[Layout dataset records]
— Begin —

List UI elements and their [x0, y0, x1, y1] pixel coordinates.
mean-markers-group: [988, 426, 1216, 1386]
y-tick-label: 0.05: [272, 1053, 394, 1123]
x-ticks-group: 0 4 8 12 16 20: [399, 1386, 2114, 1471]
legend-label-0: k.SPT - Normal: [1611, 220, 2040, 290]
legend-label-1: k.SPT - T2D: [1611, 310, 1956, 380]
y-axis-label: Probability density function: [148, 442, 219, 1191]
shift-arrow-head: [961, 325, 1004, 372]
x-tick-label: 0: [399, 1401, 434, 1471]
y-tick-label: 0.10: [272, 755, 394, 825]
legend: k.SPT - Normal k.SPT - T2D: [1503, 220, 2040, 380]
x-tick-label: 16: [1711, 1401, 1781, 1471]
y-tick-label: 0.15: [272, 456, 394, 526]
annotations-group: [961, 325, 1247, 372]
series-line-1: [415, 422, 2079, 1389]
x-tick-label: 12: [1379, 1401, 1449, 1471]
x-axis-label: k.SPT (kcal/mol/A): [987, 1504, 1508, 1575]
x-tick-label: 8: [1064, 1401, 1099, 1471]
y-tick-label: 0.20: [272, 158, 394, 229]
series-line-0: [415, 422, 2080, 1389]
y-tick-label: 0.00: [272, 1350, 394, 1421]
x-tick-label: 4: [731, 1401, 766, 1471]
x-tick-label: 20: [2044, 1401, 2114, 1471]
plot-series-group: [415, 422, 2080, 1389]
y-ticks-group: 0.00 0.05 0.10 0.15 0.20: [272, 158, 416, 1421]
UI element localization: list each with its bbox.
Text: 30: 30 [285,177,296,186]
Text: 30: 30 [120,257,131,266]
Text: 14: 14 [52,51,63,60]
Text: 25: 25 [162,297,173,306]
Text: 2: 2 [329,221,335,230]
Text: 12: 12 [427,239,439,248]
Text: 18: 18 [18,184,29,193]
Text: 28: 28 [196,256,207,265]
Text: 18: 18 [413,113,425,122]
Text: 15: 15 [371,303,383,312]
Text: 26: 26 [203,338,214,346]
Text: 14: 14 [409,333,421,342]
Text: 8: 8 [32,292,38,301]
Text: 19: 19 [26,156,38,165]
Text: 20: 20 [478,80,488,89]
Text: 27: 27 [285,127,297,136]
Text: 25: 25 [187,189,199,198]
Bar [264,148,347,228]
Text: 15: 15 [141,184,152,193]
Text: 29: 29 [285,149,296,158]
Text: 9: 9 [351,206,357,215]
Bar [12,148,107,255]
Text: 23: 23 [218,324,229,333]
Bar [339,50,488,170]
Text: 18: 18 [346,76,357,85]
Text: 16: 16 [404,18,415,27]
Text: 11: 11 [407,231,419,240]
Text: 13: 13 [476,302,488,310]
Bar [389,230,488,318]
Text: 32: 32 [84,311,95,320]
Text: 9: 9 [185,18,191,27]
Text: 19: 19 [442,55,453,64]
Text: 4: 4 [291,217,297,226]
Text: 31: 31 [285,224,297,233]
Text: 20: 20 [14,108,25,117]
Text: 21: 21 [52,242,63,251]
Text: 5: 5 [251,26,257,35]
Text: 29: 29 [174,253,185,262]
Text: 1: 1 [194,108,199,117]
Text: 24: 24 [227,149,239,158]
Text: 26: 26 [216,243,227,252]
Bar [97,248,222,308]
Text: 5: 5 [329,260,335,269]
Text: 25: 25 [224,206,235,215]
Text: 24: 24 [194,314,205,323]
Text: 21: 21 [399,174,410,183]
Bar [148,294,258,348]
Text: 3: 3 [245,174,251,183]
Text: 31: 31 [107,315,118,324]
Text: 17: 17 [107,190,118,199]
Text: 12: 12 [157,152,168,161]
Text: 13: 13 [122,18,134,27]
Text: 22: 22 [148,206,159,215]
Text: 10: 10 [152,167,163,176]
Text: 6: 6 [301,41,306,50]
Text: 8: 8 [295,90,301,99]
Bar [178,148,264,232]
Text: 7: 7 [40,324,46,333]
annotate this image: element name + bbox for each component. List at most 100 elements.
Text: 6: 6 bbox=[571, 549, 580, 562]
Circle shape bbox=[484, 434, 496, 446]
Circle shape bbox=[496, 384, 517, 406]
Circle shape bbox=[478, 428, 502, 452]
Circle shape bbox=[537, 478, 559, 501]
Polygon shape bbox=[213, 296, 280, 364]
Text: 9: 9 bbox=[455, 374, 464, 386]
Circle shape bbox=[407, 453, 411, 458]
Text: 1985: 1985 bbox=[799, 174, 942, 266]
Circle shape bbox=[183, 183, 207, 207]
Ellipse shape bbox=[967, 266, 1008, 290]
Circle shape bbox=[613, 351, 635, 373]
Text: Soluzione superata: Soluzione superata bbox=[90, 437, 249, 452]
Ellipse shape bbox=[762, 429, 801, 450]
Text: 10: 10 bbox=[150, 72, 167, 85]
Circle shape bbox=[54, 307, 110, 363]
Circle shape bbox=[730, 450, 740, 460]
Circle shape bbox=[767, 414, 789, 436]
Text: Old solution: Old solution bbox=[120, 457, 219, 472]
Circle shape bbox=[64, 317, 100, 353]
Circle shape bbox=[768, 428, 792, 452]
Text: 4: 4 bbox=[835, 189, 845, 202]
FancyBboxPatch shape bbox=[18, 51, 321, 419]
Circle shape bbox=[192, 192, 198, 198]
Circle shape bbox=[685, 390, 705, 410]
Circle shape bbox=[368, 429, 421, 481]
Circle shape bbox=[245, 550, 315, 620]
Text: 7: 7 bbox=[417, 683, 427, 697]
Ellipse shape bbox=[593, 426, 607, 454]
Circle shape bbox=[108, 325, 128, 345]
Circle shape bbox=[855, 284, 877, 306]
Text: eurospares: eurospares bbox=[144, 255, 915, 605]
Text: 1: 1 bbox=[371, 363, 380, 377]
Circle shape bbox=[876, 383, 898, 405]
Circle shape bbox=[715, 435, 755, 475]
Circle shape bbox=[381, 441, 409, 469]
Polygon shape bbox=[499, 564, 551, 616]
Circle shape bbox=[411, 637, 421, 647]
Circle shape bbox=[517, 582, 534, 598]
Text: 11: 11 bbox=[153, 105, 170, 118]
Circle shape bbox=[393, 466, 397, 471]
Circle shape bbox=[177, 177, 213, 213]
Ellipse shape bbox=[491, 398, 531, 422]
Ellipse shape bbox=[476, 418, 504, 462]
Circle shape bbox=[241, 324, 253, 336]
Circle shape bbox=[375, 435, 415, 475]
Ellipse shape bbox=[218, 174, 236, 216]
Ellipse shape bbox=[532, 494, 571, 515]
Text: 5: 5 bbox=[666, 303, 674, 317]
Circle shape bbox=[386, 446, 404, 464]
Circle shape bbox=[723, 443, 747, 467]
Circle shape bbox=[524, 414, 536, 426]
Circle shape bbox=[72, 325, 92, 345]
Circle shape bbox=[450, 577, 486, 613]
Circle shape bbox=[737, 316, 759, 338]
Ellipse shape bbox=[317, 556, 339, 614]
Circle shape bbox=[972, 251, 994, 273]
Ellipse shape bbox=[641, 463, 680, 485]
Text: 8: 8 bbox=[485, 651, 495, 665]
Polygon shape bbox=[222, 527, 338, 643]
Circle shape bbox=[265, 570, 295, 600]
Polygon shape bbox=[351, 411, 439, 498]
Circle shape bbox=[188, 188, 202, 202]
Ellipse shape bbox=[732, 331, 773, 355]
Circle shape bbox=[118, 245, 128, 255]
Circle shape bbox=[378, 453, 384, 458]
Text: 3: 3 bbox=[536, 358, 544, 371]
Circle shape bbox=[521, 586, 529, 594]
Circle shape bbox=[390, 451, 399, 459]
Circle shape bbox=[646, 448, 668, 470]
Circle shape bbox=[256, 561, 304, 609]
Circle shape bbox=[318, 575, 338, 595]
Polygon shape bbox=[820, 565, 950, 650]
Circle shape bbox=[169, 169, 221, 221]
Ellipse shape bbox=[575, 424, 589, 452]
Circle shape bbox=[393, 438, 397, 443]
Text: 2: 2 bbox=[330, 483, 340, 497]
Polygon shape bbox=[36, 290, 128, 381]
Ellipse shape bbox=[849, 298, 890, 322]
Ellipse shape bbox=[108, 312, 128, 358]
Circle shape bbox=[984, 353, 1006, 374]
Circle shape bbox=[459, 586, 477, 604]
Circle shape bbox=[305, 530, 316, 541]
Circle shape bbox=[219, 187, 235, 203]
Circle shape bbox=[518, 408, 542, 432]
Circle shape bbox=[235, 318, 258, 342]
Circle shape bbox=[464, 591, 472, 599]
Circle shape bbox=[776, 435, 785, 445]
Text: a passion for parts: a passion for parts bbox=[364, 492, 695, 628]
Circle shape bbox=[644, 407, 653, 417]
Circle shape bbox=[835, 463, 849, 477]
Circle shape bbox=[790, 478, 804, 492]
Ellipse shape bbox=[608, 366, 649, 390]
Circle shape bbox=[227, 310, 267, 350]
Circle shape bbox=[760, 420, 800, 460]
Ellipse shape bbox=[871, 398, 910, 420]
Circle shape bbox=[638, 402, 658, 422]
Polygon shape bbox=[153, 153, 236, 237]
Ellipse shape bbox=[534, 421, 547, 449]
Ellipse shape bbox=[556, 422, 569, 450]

— End —

EXERCISE DETAILS -> Extract every line from the beginning of the records up to and including the line "x-tick-label: 12: [1379, 1401, 1449, 1471]", copying each one without any change.

SOLUTION TO THIS TASK ->
List UI elements and their [x0, y0, x1, y1] pixel coordinates.
mean-markers-group: [988, 426, 1216, 1386]
y-tick-label: 0.05: [272, 1053, 394, 1123]
x-ticks-group: 0 4 8 12 16 20: [399, 1386, 2114, 1471]
legend-label-0: k.SPT - Normal: [1611, 220, 2040, 290]
legend-label-1: k.SPT - T2D: [1611, 310, 1956, 380]
y-axis-label: Probability density function: [148, 442, 219, 1191]
shift-arrow-head: [961, 325, 1004, 372]
x-tick-label: 0: [399, 1401, 434, 1471]
y-tick-label: 0.10: [272, 755, 394, 825]
legend: k.SPT - Normal k.SPT - T2D: [1503, 220, 2040, 380]
x-tick-label: 16: [1711, 1401, 1781, 1471]
y-tick-label: 0.15: [272, 456, 394, 526]
annotations-group: [961, 325, 1247, 372]
series-line-1: [415, 422, 2079, 1389]
x-tick-label: 12: [1379, 1401, 1449, 1471]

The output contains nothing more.